-- Start --
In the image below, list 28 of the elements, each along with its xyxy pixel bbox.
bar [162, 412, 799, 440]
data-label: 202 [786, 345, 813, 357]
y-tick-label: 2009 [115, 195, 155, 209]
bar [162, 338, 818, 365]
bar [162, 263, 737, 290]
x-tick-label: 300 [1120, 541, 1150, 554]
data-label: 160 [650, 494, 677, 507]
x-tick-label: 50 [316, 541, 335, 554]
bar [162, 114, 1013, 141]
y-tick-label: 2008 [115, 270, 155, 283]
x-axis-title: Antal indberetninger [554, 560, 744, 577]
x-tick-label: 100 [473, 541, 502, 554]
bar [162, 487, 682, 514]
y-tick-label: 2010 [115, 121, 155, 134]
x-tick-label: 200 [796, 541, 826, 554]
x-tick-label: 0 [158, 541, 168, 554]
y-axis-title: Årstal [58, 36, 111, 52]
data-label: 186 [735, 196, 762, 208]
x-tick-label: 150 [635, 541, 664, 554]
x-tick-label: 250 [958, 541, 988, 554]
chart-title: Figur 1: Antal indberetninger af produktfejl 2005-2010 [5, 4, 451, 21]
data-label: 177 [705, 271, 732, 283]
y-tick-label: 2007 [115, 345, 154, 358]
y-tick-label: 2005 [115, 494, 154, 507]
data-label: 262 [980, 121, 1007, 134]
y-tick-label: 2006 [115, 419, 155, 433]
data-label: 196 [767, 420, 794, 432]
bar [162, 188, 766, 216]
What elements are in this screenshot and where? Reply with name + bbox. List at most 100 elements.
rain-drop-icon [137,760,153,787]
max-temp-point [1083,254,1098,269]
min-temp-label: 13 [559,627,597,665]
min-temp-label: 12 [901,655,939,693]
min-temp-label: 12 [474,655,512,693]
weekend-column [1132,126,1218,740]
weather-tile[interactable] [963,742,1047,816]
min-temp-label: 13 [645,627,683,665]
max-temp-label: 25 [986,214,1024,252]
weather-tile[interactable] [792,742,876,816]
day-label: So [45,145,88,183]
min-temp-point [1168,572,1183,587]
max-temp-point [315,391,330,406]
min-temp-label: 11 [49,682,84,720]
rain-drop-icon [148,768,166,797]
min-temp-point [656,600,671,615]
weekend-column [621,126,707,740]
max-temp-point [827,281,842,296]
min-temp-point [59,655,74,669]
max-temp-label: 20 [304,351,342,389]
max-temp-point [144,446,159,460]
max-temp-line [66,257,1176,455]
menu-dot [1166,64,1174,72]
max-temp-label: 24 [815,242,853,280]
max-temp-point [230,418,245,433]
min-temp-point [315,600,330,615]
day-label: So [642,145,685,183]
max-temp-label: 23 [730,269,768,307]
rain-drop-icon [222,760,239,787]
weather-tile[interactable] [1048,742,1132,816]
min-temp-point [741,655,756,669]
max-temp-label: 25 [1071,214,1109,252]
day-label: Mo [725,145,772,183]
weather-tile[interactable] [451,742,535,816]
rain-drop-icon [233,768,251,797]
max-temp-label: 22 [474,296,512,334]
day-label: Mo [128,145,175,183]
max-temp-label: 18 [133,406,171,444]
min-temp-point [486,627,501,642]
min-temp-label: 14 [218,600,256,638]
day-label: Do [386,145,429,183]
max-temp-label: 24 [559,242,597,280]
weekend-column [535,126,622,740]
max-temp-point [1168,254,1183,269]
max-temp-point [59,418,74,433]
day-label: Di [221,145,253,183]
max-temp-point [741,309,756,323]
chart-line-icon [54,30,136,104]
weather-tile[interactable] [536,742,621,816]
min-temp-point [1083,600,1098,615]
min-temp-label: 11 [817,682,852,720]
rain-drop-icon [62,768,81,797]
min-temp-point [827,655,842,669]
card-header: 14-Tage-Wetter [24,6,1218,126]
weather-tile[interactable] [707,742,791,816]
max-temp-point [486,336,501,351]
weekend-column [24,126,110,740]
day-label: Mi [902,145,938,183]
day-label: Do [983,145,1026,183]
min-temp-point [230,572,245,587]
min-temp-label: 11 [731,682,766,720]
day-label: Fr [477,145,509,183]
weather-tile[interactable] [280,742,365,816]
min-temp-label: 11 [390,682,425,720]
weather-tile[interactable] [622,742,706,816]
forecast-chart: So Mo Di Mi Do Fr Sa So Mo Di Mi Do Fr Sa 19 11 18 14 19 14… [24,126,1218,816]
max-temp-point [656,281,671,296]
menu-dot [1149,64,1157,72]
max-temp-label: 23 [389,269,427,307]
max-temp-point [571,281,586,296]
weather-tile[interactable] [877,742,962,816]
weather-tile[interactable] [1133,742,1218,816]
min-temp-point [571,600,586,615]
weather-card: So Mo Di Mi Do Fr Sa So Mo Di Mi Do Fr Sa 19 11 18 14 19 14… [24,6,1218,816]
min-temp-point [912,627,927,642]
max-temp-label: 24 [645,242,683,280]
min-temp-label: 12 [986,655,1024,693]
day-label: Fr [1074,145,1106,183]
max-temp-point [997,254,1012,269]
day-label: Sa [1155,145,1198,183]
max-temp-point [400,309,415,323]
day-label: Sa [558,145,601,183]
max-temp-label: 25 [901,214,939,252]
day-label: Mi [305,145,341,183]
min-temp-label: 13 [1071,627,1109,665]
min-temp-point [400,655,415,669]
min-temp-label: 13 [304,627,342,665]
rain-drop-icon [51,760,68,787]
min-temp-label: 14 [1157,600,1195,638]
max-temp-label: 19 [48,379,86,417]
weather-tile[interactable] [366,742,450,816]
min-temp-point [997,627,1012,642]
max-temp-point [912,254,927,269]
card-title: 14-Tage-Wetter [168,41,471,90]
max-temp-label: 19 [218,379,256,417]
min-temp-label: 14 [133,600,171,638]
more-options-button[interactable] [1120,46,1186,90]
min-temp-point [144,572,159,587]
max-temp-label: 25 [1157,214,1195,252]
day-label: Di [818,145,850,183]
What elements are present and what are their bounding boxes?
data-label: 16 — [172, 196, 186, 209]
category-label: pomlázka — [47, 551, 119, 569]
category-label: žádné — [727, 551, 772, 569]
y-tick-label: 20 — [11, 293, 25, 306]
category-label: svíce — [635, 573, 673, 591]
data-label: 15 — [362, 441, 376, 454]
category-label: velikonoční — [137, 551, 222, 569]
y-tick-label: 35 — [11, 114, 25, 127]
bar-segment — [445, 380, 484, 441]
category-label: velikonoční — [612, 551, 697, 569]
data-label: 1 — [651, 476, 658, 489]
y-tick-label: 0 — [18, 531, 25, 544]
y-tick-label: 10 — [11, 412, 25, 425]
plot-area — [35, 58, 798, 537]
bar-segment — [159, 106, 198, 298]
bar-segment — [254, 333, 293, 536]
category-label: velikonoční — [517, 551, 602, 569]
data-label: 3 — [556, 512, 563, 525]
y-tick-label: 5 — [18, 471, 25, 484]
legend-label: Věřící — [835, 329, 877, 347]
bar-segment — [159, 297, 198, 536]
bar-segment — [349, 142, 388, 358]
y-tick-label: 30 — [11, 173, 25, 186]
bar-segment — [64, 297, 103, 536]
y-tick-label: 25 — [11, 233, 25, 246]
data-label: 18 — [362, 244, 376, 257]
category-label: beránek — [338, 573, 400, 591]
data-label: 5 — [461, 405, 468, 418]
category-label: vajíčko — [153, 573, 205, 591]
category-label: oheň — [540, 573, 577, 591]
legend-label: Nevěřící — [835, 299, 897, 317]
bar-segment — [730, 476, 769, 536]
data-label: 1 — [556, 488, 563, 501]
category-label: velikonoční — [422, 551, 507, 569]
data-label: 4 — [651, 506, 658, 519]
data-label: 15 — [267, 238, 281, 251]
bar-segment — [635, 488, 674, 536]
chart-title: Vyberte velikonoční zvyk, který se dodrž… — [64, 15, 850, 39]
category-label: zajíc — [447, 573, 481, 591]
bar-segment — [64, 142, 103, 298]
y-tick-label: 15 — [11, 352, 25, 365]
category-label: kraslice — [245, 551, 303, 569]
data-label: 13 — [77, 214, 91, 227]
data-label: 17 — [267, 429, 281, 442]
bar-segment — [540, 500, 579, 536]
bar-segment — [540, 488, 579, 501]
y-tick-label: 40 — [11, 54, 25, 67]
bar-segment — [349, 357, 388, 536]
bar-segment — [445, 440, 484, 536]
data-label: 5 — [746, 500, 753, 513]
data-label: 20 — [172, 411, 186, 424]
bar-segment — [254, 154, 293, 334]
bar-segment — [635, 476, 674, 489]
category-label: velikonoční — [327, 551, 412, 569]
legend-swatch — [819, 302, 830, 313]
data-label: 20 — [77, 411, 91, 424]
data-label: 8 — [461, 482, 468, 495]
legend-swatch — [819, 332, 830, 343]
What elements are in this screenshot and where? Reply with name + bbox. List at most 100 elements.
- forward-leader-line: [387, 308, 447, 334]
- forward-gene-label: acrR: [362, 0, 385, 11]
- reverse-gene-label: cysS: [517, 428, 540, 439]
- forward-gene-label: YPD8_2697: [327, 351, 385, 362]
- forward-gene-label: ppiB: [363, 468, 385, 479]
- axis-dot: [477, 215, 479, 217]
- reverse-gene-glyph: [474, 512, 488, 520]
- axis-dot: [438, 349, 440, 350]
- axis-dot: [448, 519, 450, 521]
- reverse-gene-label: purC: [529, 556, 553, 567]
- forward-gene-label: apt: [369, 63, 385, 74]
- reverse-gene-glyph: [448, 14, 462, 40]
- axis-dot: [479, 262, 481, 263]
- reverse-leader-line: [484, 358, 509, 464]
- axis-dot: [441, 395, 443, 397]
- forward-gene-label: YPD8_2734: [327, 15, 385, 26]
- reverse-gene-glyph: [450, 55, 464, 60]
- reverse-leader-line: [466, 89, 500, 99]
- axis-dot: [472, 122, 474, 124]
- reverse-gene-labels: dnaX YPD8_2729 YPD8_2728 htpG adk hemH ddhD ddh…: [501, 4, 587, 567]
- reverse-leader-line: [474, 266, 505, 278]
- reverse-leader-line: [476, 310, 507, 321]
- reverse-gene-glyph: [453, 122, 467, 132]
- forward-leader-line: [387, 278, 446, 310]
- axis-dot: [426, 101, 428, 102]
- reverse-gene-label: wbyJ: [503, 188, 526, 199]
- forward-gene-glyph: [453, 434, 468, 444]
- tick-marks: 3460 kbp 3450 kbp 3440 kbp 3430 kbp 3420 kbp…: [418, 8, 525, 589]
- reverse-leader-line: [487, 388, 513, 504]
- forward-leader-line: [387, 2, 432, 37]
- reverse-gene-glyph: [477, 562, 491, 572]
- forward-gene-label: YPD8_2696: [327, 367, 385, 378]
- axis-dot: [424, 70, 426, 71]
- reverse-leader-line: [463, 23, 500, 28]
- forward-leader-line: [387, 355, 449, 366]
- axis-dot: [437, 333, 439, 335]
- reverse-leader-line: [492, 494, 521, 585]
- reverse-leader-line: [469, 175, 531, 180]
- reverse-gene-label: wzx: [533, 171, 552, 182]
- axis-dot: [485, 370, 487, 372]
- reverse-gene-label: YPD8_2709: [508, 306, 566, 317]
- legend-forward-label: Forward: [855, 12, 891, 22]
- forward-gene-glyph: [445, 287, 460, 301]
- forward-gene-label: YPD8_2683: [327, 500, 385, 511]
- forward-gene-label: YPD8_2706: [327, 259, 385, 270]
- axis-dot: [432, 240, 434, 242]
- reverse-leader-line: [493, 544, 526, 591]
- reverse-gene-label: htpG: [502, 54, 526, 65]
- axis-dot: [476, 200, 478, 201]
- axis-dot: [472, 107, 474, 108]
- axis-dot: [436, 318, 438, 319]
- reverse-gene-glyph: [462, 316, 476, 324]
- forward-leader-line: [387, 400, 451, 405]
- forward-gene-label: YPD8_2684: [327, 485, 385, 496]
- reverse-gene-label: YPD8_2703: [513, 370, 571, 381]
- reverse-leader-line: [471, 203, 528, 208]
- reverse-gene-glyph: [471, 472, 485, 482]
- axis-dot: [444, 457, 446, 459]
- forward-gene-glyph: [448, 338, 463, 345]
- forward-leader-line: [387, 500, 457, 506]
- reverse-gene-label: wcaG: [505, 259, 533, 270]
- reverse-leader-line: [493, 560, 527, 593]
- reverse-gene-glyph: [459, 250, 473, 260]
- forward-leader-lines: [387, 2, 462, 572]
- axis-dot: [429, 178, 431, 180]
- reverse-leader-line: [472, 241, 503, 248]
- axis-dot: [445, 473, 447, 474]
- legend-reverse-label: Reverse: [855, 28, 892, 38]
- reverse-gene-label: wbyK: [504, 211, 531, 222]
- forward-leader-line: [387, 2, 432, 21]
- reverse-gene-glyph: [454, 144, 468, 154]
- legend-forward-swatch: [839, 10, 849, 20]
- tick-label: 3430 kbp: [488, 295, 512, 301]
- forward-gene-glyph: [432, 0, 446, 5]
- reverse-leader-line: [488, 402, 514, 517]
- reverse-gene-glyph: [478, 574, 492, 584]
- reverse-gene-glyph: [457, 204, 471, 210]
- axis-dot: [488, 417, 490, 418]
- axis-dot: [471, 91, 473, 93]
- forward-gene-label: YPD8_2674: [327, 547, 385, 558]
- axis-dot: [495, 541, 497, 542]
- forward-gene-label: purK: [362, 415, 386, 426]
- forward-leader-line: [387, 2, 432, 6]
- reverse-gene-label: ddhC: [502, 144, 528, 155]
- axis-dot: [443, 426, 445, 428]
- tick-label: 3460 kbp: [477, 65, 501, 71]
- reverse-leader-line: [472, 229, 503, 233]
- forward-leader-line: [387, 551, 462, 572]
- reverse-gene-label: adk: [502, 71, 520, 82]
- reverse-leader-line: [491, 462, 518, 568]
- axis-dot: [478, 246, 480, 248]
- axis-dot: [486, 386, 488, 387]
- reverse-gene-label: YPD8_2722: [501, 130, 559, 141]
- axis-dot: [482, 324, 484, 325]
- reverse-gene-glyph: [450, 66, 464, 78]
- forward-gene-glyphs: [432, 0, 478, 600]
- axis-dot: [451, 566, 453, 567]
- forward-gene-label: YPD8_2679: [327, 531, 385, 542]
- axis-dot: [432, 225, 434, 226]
-- End --
Do this -
Count the lines in the entries above that contain the string "swatch", and reply with that number only.

Correct answer -
3